### What the exercise asks
Among the lines listed below, count those that include the string "article", and state only the count.

### Stored rows
──────────

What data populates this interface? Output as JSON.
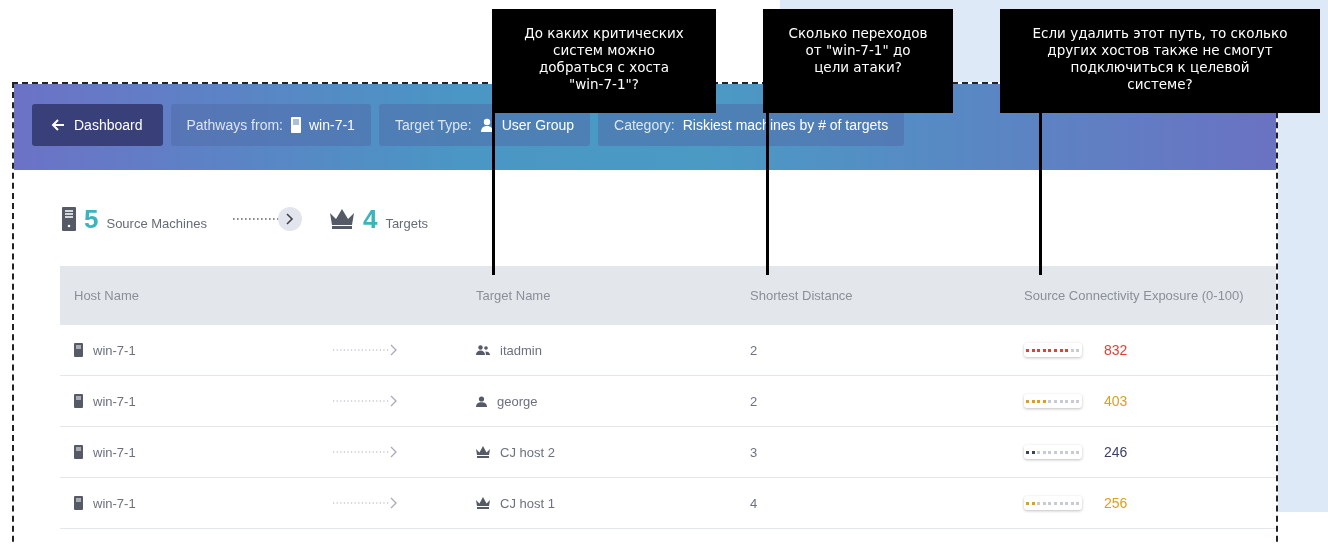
{
  "callouts": [
    {
      "text": "До каких критических\nсистем можно\nдобраться с хоста\n\"win-7-1\"?"
    },
    {
      "text": "Сколько переходов\nот \"win-7-1\" до\nцели атаки?"
    },
    {
      "text": "Если удалить этот путь, то сколько\nдругих хостов также не смогут\nподключиться к целевой\nсистеме?"
    }
  ],
  "toolbar": {
    "back_button": "Dashboard",
    "filters": [
      {
        "label": "Pathways from:",
        "value": "win-7-1",
        "kind": "server"
      },
      {
        "label": "Target Type:",
        "value": "User Group",
        "kind": "user"
      },
      {
        "label": "Category:",
        "value": "Riskiest machines by # of targets",
        "kind": "none"
      }
    ]
  },
  "summary": {
    "sources_count": "5",
    "sources_label": "Source Machines",
    "targets_count": "4",
    "targets_label": "Targets"
  },
  "table": {
    "columns": [
      "Host Name",
      "Target Name",
      "Shortest Distance",
      "Source Connectivity Exposure (0-100)"
    ],
    "rows": [
      {
        "host": "win-7-1",
        "target": "itadmin",
        "kind": "group",
        "distance": "2",
        "level": 0.8,
        "color": "#e0403a",
        "exposure": "832"
      },
      {
        "host": "win-7-1",
        "target": "george",
        "kind": "user",
        "distance": "2",
        "level": 0.4,
        "color": "#d9a021",
        "exposure": "403"
      },
      {
        "host": "win-7-1",
        "target": "CJ host 2",
        "kind": "crown",
        "distance": "3",
        "level": 0.2,
        "color": "#3b3f6b",
        "exposure": "246"
      },
      {
        "host": "win-7-1",
        "target": "CJ host 1",
        "kind": "crown",
        "distance": "4",
        "level": 0.2,
        "color": "#d9a021",
        "exposure": "256"
      }
    ]
  }
}
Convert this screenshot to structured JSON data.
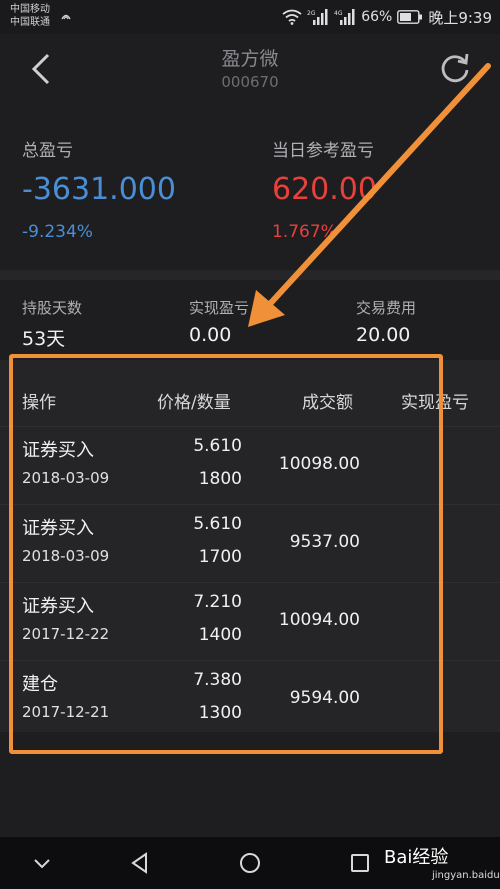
{
  "status_bar": {
    "carrier_1": "中国移动",
    "carrier_2": "中国联通",
    "signal_1_label": "2G",
    "signal_2_label": "4G",
    "battery": "66%",
    "time": "晚上9:39"
  },
  "header": {
    "title": "盈方微",
    "code": "000670"
  },
  "summary": {
    "total_label": "总盈亏",
    "total_value": "-3631.000",
    "total_pct": "-9.234%",
    "daily_label": "当日参考盈亏",
    "daily_value": "620.00",
    "daily_pct": "1.767%"
  },
  "stats": {
    "hold_days_label": "持股天数",
    "hold_days_value": "53天",
    "realized_label": "实现盈亏",
    "realized_value": "0.00",
    "fee_label": "交易费用",
    "fee_value": "20.00"
  },
  "table": {
    "columns": [
      "操作",
      "价格/数量",
      "成交额",
      "实现盈亏"
    ],
    "rows": [
      {
        "op": "证券买入",
        "date": "2018-03-09",
        "price": "5.610",
        "qty": "1800",
        "amount": "10098.00"
      },
      {
        "op": "证券买入",
        "date": "2018-03-09",
        "price": "5.610",
        "qty": "1700",
        "amount": "9537.00"
      },
      {
        "op": "证券买入",
        "date": "2017-12-22",
        "price": "7.210",
        "qty": "1400",
        "amount": "10094.00"
      },
      {
        "op": "建仓",
        "date": "2017-12-21",
        "price": "7.380",
        "qty": "1300",
        "amount": "9594.00"
      }
    ]
  },
  "watermark": {
    "brand": "Bai经验",
    "url": "jingyan.baidu.com"
  },
  "colors": {
    "negative": "#4a8fd6",
    "positive": "#e8413c",
    "annotation": "#f0913a"
  }
}
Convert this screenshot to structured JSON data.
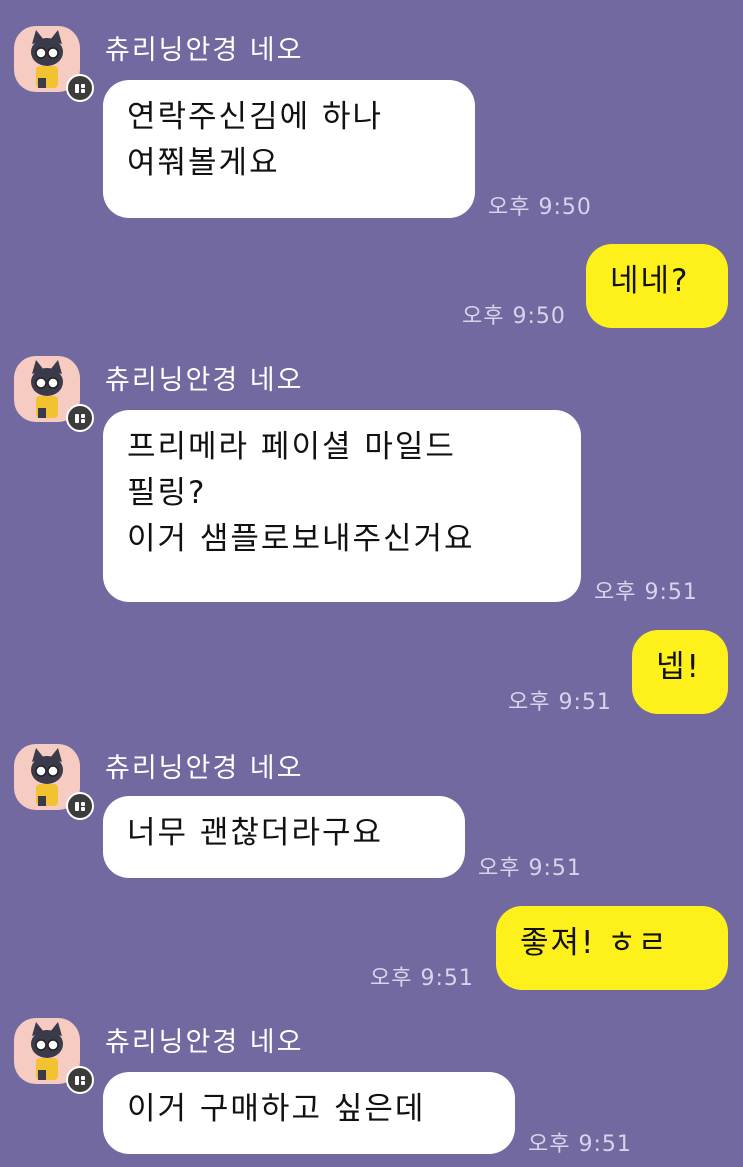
{
  "chat": {
    "messages": [
      {
        "sender": "츄리닝안경 네오",
        "lines": [
          "연락주신김에 하나",
          "여쭤볼게요"
        ],
        "time": "오후 9:50"
      },
      {
        "lines": [
          "네네?"
        ],
        "time": "오후 9:50"
      },
      {
        "sender": "츄리닝안경 네오",
        "lines": [
          "프리메라 페이셜 마일드",
          "필링?",
          "이거 샘플로보내주신거요"
        ],
        "time": "오후 9:51"
      },
      {
        "lines": [
          "넵!"
        ],
        "time": "오후 9:51"
      },
      {
        "sender": "츄리닝안경 네오",
        "lines": [
          "너무 괜찮더라구요"
        ],
        "time": "오후 9:51"
      },
      {
        "lines": [
          "좋져! ㅎㄹ"
        ],
        "time": "오후 9:51"
      },
      {
        "sender": "츄리닝안경 네오",
        "lines": [
          "이거 구매하고 싶은데"
        ],
        "time": "오후 9:51"
      }
    ]
  },
  "colors": {
    "background": "#7169a0",
    "my_bubble": "#fef01b",
    "their_bubble": "#ffffff"
  },
  "icons": {
    "avatar": "neo-cat-avatar",
    "badge": "kakao-profile-badge-icon"
  }
}
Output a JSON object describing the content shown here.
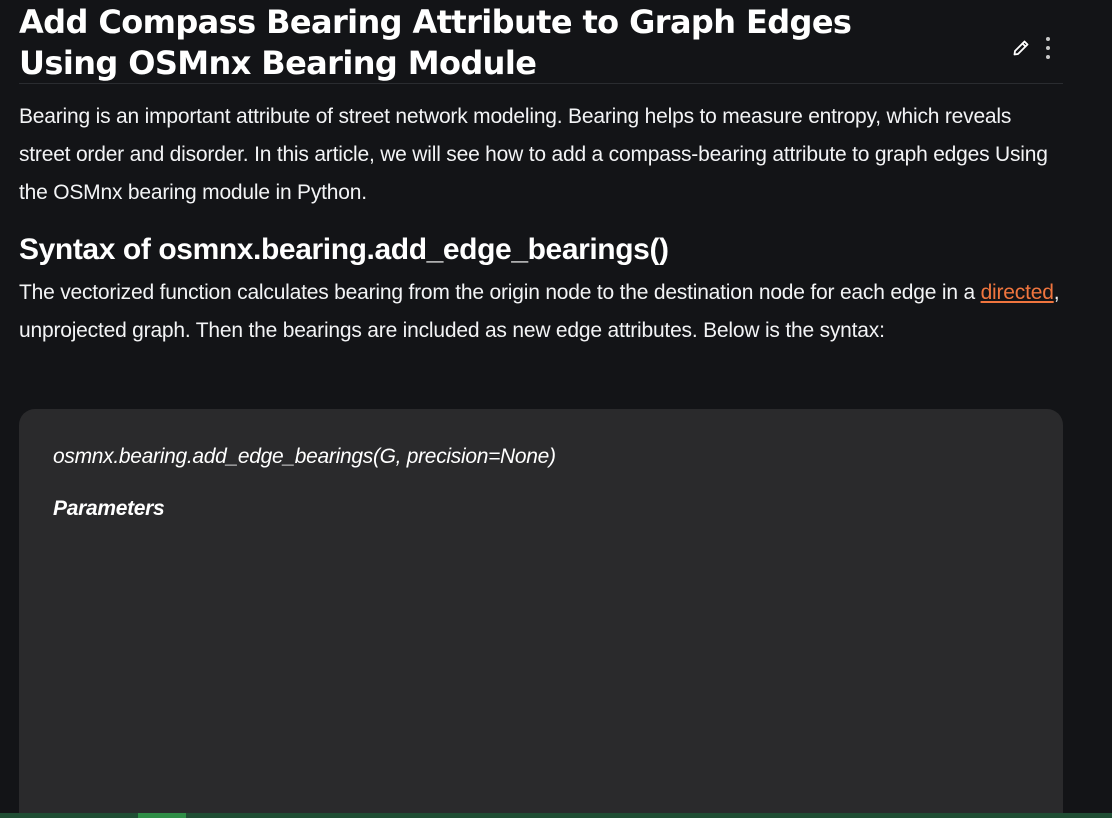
{
  "article": {
    "title": "Add Compass Bearing Attribute to Graph Edges Using OSMnx Bearing Module",
    "intro": "Bearing is an important attribute of street network modeling. Bearing helps to measure entropy, which reveals street order and disorder. In this article, we will see how to add a compass-bearing attribute to graph edges Using the OSMnx bearing module in Python.",
    "section_heading": "Syntax of osmnx.bearing.add_edge_bearings()",
    "desc_before_link": "The vectorized function calculates bearing from the origin node to the destination node for each edge in a ",
    "desc_link": "directed",
    "desc_after_link": ", unprojected graph. Then the bearings are included as new edge attributes. Below is the syntax:",
    "code_signature": "osmnx.bearing.add_edge_bearings(G, precision=None)",
    "code_params_label": "Parameters"
  },
  "icons": {
    "edit": "pencil-icon",
    "more": "more-vertical-icon"
  },
  "colors": {
    "background": "#131417",
    "link": "#f0753e",
    "code_background": "#2a2a2c",
    "accent_green": "#2f8d46"
  }
}
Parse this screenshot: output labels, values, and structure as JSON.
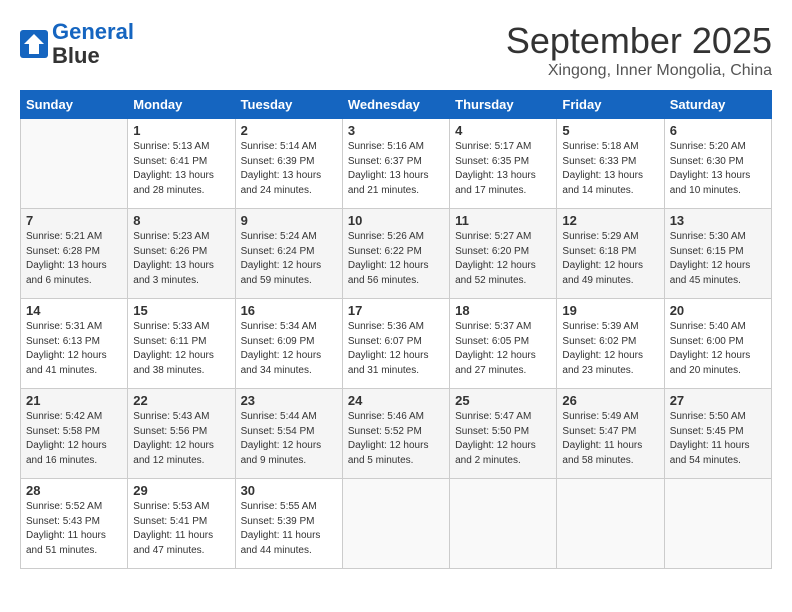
{
  "logo": {
    "line1": "General",
    "line2": "Blue"
  },
  "title": "September 2025",
  "subtitle": "Xingong, Inner Mongolia, China",
  "weekdays": [
    "Sunday",
    "Monday",
    "Tuesday",
    "Wednesday",
    "Thursday",
    "Friday",
    "Saturday"
  ],
  "weeks": [
    [
      {
        "day": "",
        "info": ""
      },
      {
        "day": "1",
        "info": "Sunrise: 5:13 AM\nSunset: 6:41 PM\nDaylight: 13 hours\nand 28 minutes."
      },
      {
        "day": "2",
        "info": "Sunrise: 5:14 AM\nSunset: 6:39 PM\nDaylight: 13 hours\nand 24 minutes."
      },
      {
        "day": "3",
        "info": "Sunrise: 5:16 AM\nSunset: 6:37 PM\nDaylight: 13 hours\nand 21 minutes."
      },
      {
        "day": "4",
        "info": "Sunrise: 5:17 AM\nSunset: 6:35 PM\nDaylight: 13 hours\nand 17 minutes."
      },
      {
        "day": "5",
        "info": "Sunrise: 5:18 AM\nSunset: 6:33 PM\nDaylight: 13 hours\nand 14 minutes."
      },
      {
        "day": "6",
        "info": "Sunrise: 5:20 AM\nSunset: 6:30 PM\nDaylight: 13 hours\nand 10 minutes."
      }
    ],
    [
      {
        "day": "7",
        "info": "Sunrise: 5:21 AM\nSunset: 6:28 PM\nDaylight: 13 hours\nand 6 minutes."
      },
      {
        "day": "8",
        "info": "Sunrise: 5:23 AM\nSunset: 6:26 PM\nDaylight: 13 hours\nand 3 minutes."
      },
      {
        "day": "9",
        "info": "Sunrise: 5:24 AM\nSunset: 6:24 PM\nDaylight: 12 hours\nand 59 minutes."
      },
      {
        "day": "10",
        "info": "Sunrise: 5:26 AM\nSunset: 6:22 PM\nDaylight: 12 hours\nand 56 minutes."
      },
      {
        "day": "11",
        "info": "Sunrise: 5:27 AM\nSunset: 6:20 PM\nDaylight: 12 hours\nand 52 minutes."
      },
      {
        "day": "12",
        "info": "Sunrise: 5:29 AM\nSunset: 6:18 PM\nDaylight: 12 hours\nand 49 minutes."
      },
      {
        "day": "13",
        "info": "Sunrise: 5:30 AM\nSunset: 6:15 PM\nDaylight: 12 hours\nand 45 minutes."
      }
    ],
    [
      {
        "day": "14",
        "info": "Sunrise: 5:31 AM\nSunset: 6:13 PM\nDaylight: 12 hours\nand 41 minutes."
      },
      {
        "day": "15",
        "info": "Sunrise: 5:33 AM\nSunset: 6:11 PM\nDaylight: 12 hours\nand 38 minutes."
      },
      {
        "day": "16",
        "info": "Sunrise: 5:34 AM\nSunset: 6:09 PM\nDaylight: 12 hours\nand 34 minutes."
      },
      {
        "day": "17",
        "info": "Sunrise: 5:36 AM\nSunset: 6:07 PM\nDaylight: 12 hours\nand 31 minutes."
      },
      {
        "day": "18",
        "info": "Sunrise: 5:37 AM\nSunset: 6:05 PM\nDaylight: 12 hours\nand 27 minutes."
      },
      {
        "day": "19",
        "info": "Sunrise: 5:39 AM\nSunset: 6:02 PM\nDaylight: 12 hours\nand 23 minutes."
      },
      {
        "day": "20",
        "info": "Sunrise: 5:40 AM\nSunset: 6:00 PM\nDaylight: 12 hours\nand 20 minutes."
      }
    ],
    [
      {
        "day": "21",
        "info": "Sunrise: 5:42 AM\nSunset: 5:58 PM\nDaylight: 12 hours\nand 16 minutes."
      },
      {
        "day": "22",
        "info": "Sunrise: 5:43 AM\nSunset: 5:56 PM\nDaylight: 12 hours\nand 12 minutes."
      },
      {
        "day": "23",
        "info": "Sunrise: 5:44 AM\nSunset: 5:54 PM\nDaylight: 12 hours\nand 9 minutes."
      },
      {
        "day": "24",
        "info": "Sunrise: 5:46 AM\nSunset: 5:52 PM\nDaylight: 12 hours\nand 5 minutes."
      },
      {
        "day": "25",
        "info": "Sunrise: 5:47 AM\nSunset: 5:50 PM\nDaylight: 12 hours\nand 2 minutes."
      },
      {
        "day": "26",
        "info": "Sunrise: 5:49 AM\nSunset: 5:47 PM\nDaylight: 11 hours\nand 58 minutes."
      },
      {
        "day": "27",
        "info": "Sunrise: 5:50 AM\nSunset: 5:45 PM\nDaylight: 11 hours\nand 54 minutes."
      }
    ],
    [
      {
        "day": "28",
        "info": "Sunrise: 5:52 AM\nSunset: 5:43 PM\nDaylight: 11 hours\nand 51 minutes."
      },
      {
        "day": "29",
        "info": "Sunrise: 5:53 AM\nSunset: 5:41 PM\nDaylight: 11 hours\nand 47 minutes."
      },
      {
        "day": "30",
        "info": "Sunrise: 5:55 AM\nSunset: 5:39 PM\nDaylight: 11 hours\nand 44 minutes."
      },
      {
        "day": "",
        "info": ""
      },
      {
        "day": "",
        "info": ""
      },
      {
        "day": "",
        "info": ""
      },
      {
        "day": "",
        "info": ""
      }
    ]
  ]
}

──────────

### Result
2